What you are asked to do
Locate every line that holds the string "arrow" and copy it.

Stored data entries
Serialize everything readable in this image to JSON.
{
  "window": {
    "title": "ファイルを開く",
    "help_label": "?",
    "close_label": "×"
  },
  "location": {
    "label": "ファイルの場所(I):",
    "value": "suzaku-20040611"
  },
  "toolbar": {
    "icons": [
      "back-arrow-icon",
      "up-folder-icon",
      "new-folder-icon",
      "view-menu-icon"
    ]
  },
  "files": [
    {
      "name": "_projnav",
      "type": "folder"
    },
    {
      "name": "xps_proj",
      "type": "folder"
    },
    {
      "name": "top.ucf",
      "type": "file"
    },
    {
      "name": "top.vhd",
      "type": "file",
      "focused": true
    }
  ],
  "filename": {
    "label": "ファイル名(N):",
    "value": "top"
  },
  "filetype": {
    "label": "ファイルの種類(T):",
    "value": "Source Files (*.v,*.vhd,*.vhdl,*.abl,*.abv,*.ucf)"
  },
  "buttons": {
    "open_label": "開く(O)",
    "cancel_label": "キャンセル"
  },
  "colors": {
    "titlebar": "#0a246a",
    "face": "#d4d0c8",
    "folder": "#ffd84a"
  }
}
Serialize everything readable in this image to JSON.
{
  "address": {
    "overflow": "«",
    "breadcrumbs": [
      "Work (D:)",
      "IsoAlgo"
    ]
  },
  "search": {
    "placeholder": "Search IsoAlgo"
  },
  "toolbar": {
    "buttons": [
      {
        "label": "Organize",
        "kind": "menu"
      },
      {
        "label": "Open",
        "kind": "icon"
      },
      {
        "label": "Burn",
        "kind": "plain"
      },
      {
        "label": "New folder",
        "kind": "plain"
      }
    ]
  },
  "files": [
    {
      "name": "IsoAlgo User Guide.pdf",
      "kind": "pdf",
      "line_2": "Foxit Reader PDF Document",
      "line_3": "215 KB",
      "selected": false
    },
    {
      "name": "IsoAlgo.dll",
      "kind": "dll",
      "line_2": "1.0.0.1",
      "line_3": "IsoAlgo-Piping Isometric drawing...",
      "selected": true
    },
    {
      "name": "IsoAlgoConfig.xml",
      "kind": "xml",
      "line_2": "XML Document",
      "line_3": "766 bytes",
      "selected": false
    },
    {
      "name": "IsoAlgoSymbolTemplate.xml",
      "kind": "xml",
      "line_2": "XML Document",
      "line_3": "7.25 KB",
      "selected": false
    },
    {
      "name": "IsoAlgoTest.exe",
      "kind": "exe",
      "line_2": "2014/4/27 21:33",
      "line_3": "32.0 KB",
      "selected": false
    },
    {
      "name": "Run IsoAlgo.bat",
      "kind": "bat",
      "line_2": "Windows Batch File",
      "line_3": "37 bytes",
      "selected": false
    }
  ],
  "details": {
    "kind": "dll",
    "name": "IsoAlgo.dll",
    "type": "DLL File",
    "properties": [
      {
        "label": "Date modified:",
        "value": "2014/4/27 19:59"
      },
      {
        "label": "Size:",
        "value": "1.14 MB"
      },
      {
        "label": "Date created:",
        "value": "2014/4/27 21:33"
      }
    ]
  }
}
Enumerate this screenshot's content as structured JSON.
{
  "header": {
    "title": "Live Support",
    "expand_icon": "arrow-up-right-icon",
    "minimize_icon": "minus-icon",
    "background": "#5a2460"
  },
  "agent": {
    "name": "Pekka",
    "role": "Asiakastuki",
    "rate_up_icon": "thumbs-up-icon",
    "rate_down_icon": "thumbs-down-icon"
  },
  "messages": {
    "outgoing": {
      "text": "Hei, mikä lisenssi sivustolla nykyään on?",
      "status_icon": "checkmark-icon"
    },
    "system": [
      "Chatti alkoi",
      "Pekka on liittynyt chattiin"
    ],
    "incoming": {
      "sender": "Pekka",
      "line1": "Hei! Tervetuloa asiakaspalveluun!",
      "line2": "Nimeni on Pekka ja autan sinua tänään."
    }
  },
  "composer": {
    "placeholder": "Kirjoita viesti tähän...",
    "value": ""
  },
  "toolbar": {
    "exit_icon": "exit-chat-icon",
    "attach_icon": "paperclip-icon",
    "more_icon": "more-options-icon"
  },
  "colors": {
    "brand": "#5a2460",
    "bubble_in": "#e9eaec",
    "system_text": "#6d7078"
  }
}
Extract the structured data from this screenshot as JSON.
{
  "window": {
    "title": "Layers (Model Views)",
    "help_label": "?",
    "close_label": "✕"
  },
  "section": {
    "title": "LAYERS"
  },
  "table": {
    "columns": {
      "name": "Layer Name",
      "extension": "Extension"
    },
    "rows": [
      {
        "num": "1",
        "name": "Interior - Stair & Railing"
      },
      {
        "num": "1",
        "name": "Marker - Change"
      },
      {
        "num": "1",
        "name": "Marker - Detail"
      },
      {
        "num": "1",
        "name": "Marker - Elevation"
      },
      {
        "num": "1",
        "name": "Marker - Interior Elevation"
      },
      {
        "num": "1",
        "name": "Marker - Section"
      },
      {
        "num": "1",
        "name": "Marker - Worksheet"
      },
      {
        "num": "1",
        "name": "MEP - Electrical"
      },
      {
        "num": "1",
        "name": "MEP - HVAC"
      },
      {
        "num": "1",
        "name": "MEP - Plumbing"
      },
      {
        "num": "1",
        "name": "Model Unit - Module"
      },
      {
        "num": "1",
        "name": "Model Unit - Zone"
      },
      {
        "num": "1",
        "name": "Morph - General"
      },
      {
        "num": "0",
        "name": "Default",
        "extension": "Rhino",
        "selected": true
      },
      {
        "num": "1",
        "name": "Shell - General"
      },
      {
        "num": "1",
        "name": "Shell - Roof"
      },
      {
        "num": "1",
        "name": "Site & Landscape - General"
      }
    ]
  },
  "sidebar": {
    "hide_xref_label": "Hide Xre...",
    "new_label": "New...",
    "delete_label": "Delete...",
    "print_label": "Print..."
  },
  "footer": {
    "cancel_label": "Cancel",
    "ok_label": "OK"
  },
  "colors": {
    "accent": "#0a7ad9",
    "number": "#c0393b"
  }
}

Exercise response
      "back-arrow-icon",
    "expand_icon": "arrow-up-right-icon",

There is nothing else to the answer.